▶ _Aim of the task_: Repeat the records exactly. Every line must match.

▶ _Material for this exercise_:

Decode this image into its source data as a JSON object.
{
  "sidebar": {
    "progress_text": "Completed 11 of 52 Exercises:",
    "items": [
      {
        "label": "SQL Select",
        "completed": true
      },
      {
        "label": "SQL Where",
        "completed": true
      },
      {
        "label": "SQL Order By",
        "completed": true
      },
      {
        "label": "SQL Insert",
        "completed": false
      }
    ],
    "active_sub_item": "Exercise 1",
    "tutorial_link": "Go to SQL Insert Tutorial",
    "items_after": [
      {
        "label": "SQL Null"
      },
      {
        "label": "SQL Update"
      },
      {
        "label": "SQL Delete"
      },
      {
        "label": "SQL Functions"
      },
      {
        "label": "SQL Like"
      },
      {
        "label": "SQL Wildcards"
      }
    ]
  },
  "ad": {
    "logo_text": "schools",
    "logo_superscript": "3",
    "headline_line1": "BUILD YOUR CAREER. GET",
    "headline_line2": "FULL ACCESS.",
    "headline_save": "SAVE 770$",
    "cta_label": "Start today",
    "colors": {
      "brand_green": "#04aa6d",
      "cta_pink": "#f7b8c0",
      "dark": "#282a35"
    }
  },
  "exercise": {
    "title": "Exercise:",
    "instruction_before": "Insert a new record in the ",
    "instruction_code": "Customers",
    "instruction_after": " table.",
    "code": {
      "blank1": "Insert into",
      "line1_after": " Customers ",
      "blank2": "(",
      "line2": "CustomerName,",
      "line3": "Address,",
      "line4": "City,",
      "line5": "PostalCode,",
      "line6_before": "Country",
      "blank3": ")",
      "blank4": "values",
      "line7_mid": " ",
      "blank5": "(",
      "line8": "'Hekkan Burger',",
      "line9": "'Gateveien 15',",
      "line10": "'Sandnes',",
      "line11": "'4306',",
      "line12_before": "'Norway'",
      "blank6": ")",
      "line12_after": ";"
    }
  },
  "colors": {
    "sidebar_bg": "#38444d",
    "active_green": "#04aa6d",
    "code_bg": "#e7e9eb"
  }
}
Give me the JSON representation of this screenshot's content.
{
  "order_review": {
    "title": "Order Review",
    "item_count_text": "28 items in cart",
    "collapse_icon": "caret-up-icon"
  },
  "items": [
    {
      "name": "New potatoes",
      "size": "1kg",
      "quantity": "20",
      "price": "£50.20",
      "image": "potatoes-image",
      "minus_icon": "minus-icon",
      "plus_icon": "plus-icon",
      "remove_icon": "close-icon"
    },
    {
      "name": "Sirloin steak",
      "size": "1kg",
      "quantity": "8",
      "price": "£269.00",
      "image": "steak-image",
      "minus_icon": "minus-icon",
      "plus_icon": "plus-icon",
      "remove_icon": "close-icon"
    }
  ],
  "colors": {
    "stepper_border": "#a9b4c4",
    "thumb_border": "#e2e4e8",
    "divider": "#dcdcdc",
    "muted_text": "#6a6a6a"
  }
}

▶ _Finished answer_:
Decode this image into its source data as a JSON object.
{
  "sidebar": {
    "progress_text": "Completed 11 of 52 Exercises:",
    "items": [
      {
        "label": "SQL Select",
        "completed": true
      },
      {
        "label": "SQL Where",
        "completed": true
      },
      {
        "label": "SQL Order By",
        "completed": true
      },
      {
        "label": "SQL Insert",
        "completed": false
      }
    ],
    "active_sub_item": "Exercise 1",
    "tutorial_link": "Go to SQL Insert Tutorial",
    "items_after": [
      {
        "label": "SQL Null"
      },
      {
        "label": "SQL Update"
      },
      {
        "label": "SQL Delete"
      },
      {
        "label": "SQL Functions"
      },
      {
        "label": "SQL Like"
      },
      {
        "label": "SQL Wildcards"
      }
    ]
  },
  "ad": {
    "logo_text": "schools",
    "logo_superscript": "3",
    "headline_line1": "BUILD YOUR CAREER. GET",
    "headline_line2": "FULL ACCESS.",
    "headline_save": "SAVE 770$",
    "cta_label": "Start today",
    "colors": {
      "brand_green": "#04aa6d",
      "cta_pink": "#f7b8c0",
      "dark": "#282a35"
    }
  },
  "exercise": {
    "title": "Exercise:",
    "instruction_before": "Insert a new record in the ",
    "instruction_code": "Customers",
    "instruction_after": " table.",
    "code": {
      "blank1": "Insert into",
      "line1_after": " Customers ",
      "blank2": "(",
      "line2": "CustomerName,",
      "line3": "Address,",
      "line4": "City,",
      "line5": "PostalCode,",
      "line6_before": "Country",
      "blank3": ")",
      "blank4": "values",
      "line7_mid": " ",
      "blank5": "(",
      "line8": "'Hekkan Burger',",
      "line9": "'Gateveien 15',",
      "line10": "'Sandnes',",
      "line11": "'4306',",
      "line12_before": "'Norway'",
      "blank6": ")",
      "line12_after": ";"
    }
  },
  "colors": {
    "sidebar_bg": "#38444d",
    "active_green": "#04aa6d",
    "code_bg": "#e7e9eb"
  }
}
Give me the JSON representation of this screenshot's content.
{
  "order_review": {
    "title": "Order Review",
    "item_count_text": "28 items in cart",
    "collapse_icon": "caret-up-icon"
  },
  "items": [
    {
      "name": "New potatoes",
      "size": "1kg",
      "quantity": "20",
      "price": "£50.20",
      "image": "potatoes-image",
      "minus_icon": "minus-icon",
      "plus_icon": "plus-icon",
      "remove_icon": "close-icon"
    },
    {
      "name": "Sirloin steak",
      "size": "1kg",
      "quantity": "8",
      "price": "£269.00",
      "image": "steak-image",
      "minus_icon": "minus-icon",
      "plus_icon": "plus-icon",
      "remove_icon": "close-icon"
    }
  ],
  "colors": {
    "stepper_border": "#a9b4c4",
    "thumb_border": "#e2e4e8",
    "divider": "#dcdcdc",
    "muted_text": "#6a6a6a"
  }
}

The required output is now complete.